SET PROBLEM:
In the records below, quote everything from the line containing "bar (442, 188, 494, 378)" down to the line containing "bars (136, 96, 596, 378)", including both of those lines, and reproduce nothing else.

+ + + + + + +

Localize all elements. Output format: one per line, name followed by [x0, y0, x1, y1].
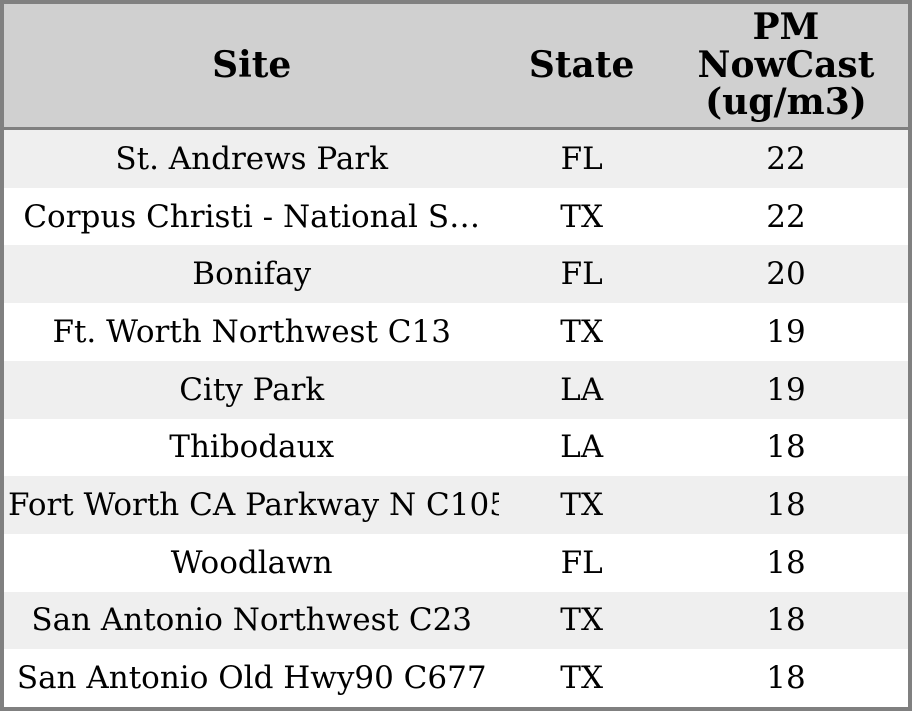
cell-state: TX — [560, 313, 604, 350]
cell-site: Corpus Christi - National S… — [23, 198, 481, 235]
cell-state: LA — [560, 429, 604, 466]
cell-state: FL — [560, 256, 603, 293]
table-row: City Park LA 19 — [4, 360, 908, 419]
cell-state: TX — [560, 198, 604, 235]
cell-pm-nowcast: 18 — [766, 487, 806, 524]
table-row: St. Andrews Park FL 22 — [4, 130, 908, 188]
cell-pm-nowcast: 19 — [766, 313, 806, 350]
cell-pm-nowcast: 18 — [766, 660, 806, 697]
cell-pm-nowcast: 22 — [766, 140, 806, 177]
cell-state: TX — [560, 602, 604, 639]
cell-site: Ft. Worth Northwest C13 — [52, 313, 451, 350]
cell-pm-nowcast: 18 — [766, 429, 806, 466]
table-row: San Antonio Northwest C23 TX 18 — [4, 591, 908, 650]
table-body: St. Andrews Park FL 22 Corpus Christi - … — [4, 130, 908, 707]
table-row: Fort Worth CA Parkway N C1053 TX 18 — [4, 476, 908, 534]
table-row: San Antonio Old Hwy90 C677 TX 18 — [4, 649, 908, 707]
cell-pm-nowcast: 20 — [766, 256, 806, 293]
cell-state: LA — [560, 371, 604, 408]
table-row: Ft. Worth Northwest C13 TX 19 — [4, 303, 908, 361]
cell-pm-nowcast: 22 — [766, 198, 806, 235]
cell-site: San Antonio Old Hwy90 C677 — [16, 660, 487, 697]
table-row: Thibodaux LA 18 — [4, 418, 908, 477]
table-row: Bonifay FL 20 — [4, 245, 908, 304]
table-row: Corpus Christi - National S… TX 22 — [4, 187, 908, 246]
column-header-state: State — [528, 46, 635, 85]
cell-site: Thibodaux — [169, 429, 335, 466]
cell-site: City Park — [179, 371, 325, 408]
table-row: Woodlawn FL 18 — [4, 533, 908, 592]
cell-site: San Antonio Northwest C23 — [31, 602, 473, 639]
cell-pm-nowcast: 18 — [766, 544, 806, 581]
cell-site: St. Andrews Park — [115, 140, 388, 177]
table-header-row: Site State PM NowCast (ug/m3) — [4, 4, 908, 130]
cell-site: Woodlawn — [170, 544, 333, 581]
cell-state: TX — [560, 487, 604, 524]
cell-site: Fort Worth CA Parkway N C1053 — [8, 487, 500, 524]
cell-state: FL — [560, 544, 603, 581]
cell-state: TX — [560, 660, 604, 697]
column-header-site: Site — [212, 46, 292, 85]
column-header-pm-nowcast: PM NowCast (ug/m3) — [697, 8, 875, 123]
cell-pm-nowcast: 19 — [766, 371, 806, 408]
cell-pm-nowcast: 18 — [766, 602, 806, 639]
cell-site: Bonifay — [192, 256, 312, 293]
cell-state: FL — [560, 140, 603, 177]
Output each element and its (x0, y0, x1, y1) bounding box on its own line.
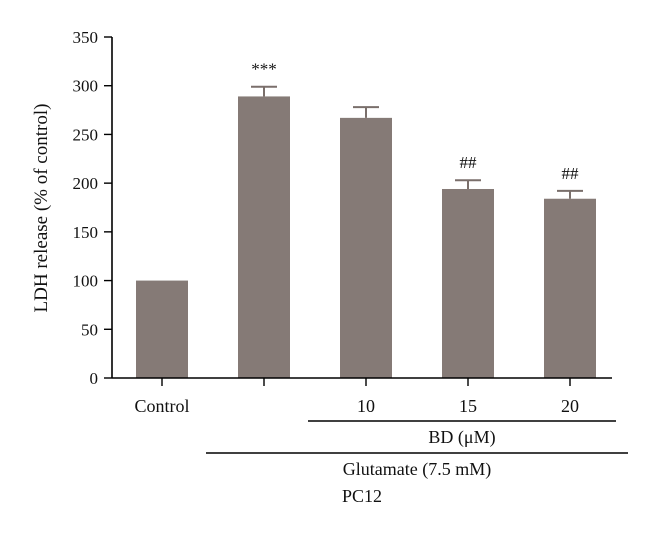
bar (442, 188, 494, 378)
bar (340, 117, 392, 378)
significance-marker: ## (460, 153, 478, 172)
bar (136, 280, 188, 378)
x-tick-label: Control (134, 396, 189, 416)
bar (544, 198, 596, 378)
y-tick-label: 100 (73, 272, 99, 291)
x-tick-label: 15 (459, 396, 477, 416)
y-axis-ticks: 0 50 100 150 200 250 300 350 (73, 28, 112, 388)
panel-label: PC12 (342, 486, 382, 506)
error-bars (251, 85, 583, 199)
group-label: Glutamate (7.5 mM) (343, 459, 491, 480)
group-label: BD (μM) (428, 427, 495, 448)
y-tick-label: 250 (73, 125, 99, 144)
group-brackets: BD (μM) Glutamate (7.5 mM) (206, 420, 628, 480)
y-tick-label: 300 (73, 77, 99, 96)
bars (136, 96, 596, 378)
y-tick-label: 200 (73, 174, 99, 193)
y-tick-label: 0 (90, 369, 99, 388)
significance-annotations: *** ## ## (251, 60, 579, 183)
x-tick-label: 20 (561, 396, 579, 416)
x-tick-label: 10 (357, 396, 375, 416)
y-tick-label: 150 (73, 223, 99, 242)
bar (238, 96, 290, 378)
significance-marker: *** (251, 60, 277, 79)
x-axis-labels: Control 10 15 20 (134, 378, 579, 416)
y-axis-label: LDH release (% of control) (31, 104, 52, 313)
significance-marker: ## (562, 164, 580, 183)
y-tick-label: 350 (73, 28, 99, 47)
y-tick-label: 50 (81, 320, 98, 339)
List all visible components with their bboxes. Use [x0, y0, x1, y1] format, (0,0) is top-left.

+ + + + + + +

TASK RESULT:
bar (442, 188, 494, 378)
bar (340, 117, 392, 378)
significance-marker: ## (460, 153, 478, 172)
bar (136, 280, 188, 378)
x-tick-label: Control (134, 396, 189, 416)
bar (544, 198, 596, 378)
y-tick-label: 100 (73, 272, 99, 291)
x-tick-label: 15 (459, 396, 477, 416)
y-axis-ticks: 0 50 100 150 200 250 300 350 (73, 28, 112, 388)
panel-label: PC12 (342, 486, 382, 506)
error-bars (251, 85, 583, 199)
group-label: Glutamate (7.5 mM) (343, 459, 491, 480)
group-label: BD (μM) (428, 427, 495, 448)
y-tick-label: 250 (73, 125, 99, 144)
group-brackets: BD (μM) Glutamate (7.5 mM) (206, 420, 628, 480)
y-tick-label: 300 (73, 77, 99, 96)
bars (136, 96, 596, 378)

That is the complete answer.